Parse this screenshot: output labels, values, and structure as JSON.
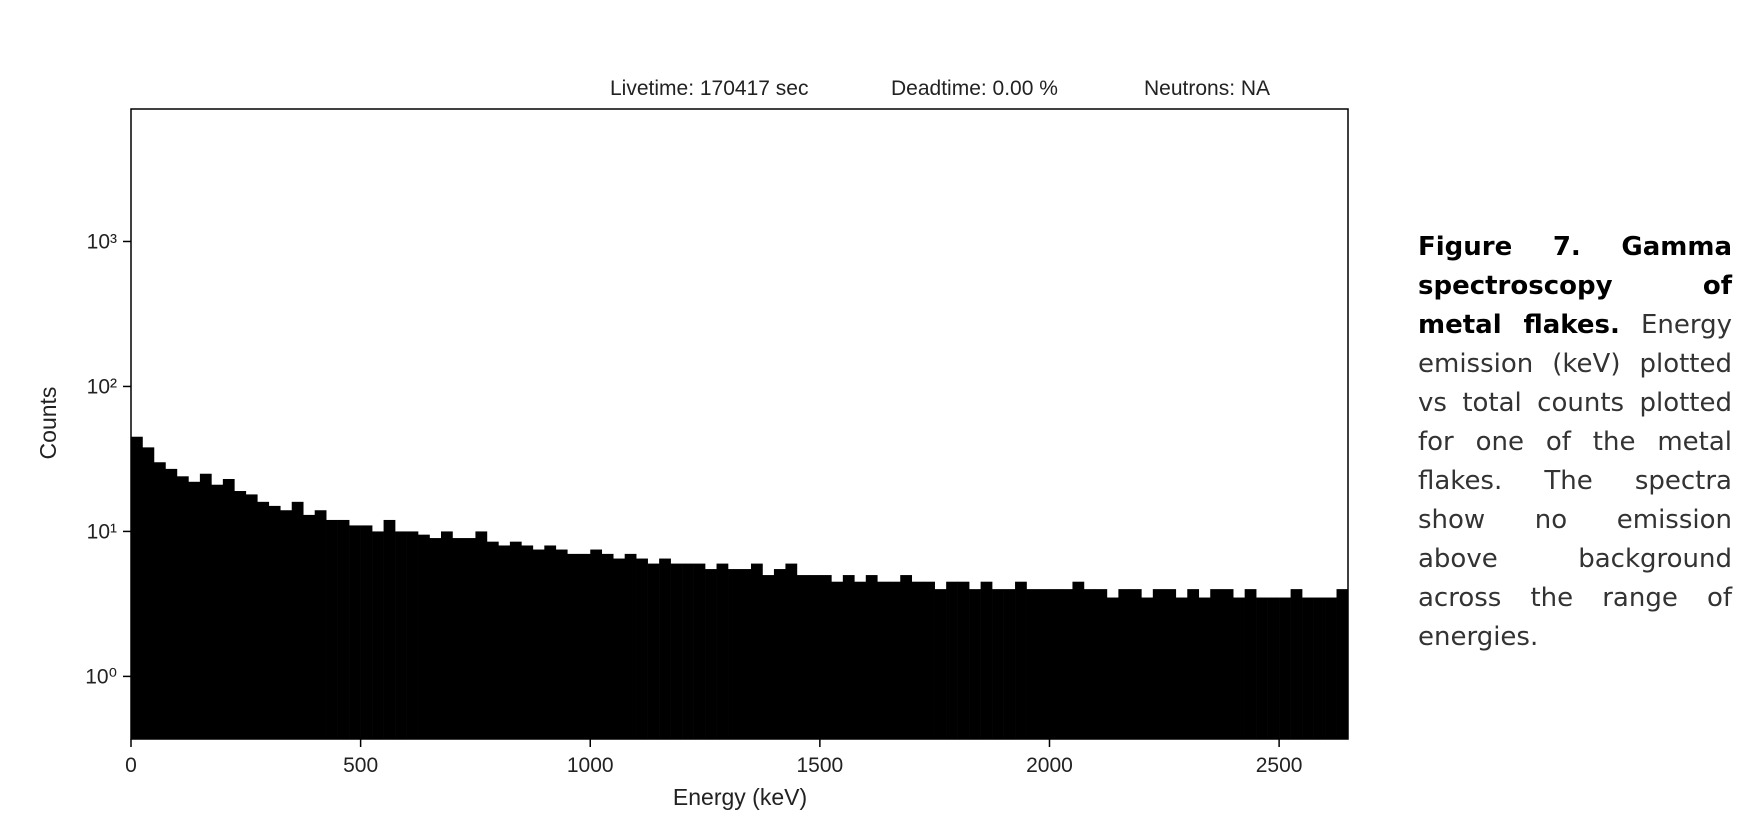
{
  "chart_data": {
    "type": "histogram",
    "annotations": [
      "Livetime: 170417 sec",
      "Deadtime: 0.00 %",
      "Neutrons: NA"
    ],
    "x_label": "Energy (keV)",
    "y_label": "Counts",
    "bins": [
      0,
      25,
      50,
      75,
      100,
      125,
      150,
      175,
      200,
      225,
      250,
      275,
      300,
      325,
      350,
      375,
      400,
      425,
      450,
      475,
      500,
      525,
      550,
      575,
      600,
      625,
      650,
      675,
      700,
      725,
      750,
      775,
      800,
      825,
      850,
      875,
      900,
      925,
      950,
      975,
      1000,
      1025,
      1050,
      1075,
      1100,
      1125,
      1150,
      1175,
      1200,
      1225,
      1250,
      1275,
      1300,
      1325,
      1350,
      1375,
      1400,
      1425,
      1450,
      1475,
      1500,
      1525,
      1550,
      1575,
      1600,
      1625,
      1650,
      1675,
      1700,
      1725,
      1750,
      1775,
      1800,
      1825,
      1850,
      1875,
      1900,
      1925,
      1950,
      1975,
      2000,
      2025,
      2050,
      2075,
      2100,
      2125,
      2150,
      2175,
      2200,
      2225,
      2250,
      2275,
      2300,
      2325,
      2350,
      2375,
      2400,
      2425,
      2450,
      2475,
      2500,
      2525,
      2550,
      2575,
      2600,
      2625,
      2650
    ],
    "counts": [
      45,
      38,
      30,
      27,
      24,
      22,
      25,
      21,
      23,
      19,
      18,
      16,
      15,
      14,
      16,
      13,
      14,
      12,
      12,
      11,
      11,
      10,
      12,
      10,
      10,
      9.5,
      9,
      10,
      9,
      9,
      10,
      8.5,
      8,
      8.5,
      8,
      7.5,
      8,
      7.5,
      7,
      7,
      7.5,
      7,
      6.5,
      7,
      6.5,
      6,
      6.5,
      6,
      6,
      6,
      5.5,
      6,
      5.5,
      5.5,
      6,
      5,
      5.5,
      6,
      5,
      5,
      5,
      4.5,
      5,
      4.5,
      5,
      4.5,
      4.5,
      5,
      4.5,
      4.5,
      4,
      4.5,
      4.5,
      4,
      4.5,
      4,
      4,
      4.5,
      4,
      4,
      4,
      4,
      4.5,
      4,
      4,
      3.5,
      4,
      4,
      3.5,
      4,
      4,
      3.5,
      4,
      3.5,
      4,
      4,
      3.5,
      4,
      3.5,
      3.5,
      3.5,
      4,
      3.5,
      3.5,
      3.5,
      4
    ],
    "color": "#000000",
    "xlim": [
      0,
      2650
    ],
    "xticks": [
      0,
      500,
      1000,
      1500,
      2000,
      2500
    ],
    "ylim": [
      0.37,
      8200
    ],
    "log_y": true,
    "yticks": [
      {
        "value": 1,
        "label": "10⁰"
      },
      {
        "value": 10,
        "label": "10¹"
      },
      {
        "value": 100,
        "label": "10²"
      },
      {
        "value": 1000,
        "label": "10³"
      }
    ]
  },
  "caption": {
    "label": "Figure 7. Gamma spectroscopy of metal flakes.",
    "text": "Energy emission (keV) plotted vs total counts plotted for one of the metal flakes. The spectra show no emission above background across the range of energies."
  }
}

**Requirements:** Identify and copy all lines with the word "Energy".

**Result for this exercise:**
    "x_label": "Energy (keV)",
    "text": "Energy emission (keV) plotted vs total counts plotted for one of the metal flakes. The spectra show no emission above background across the range of energies."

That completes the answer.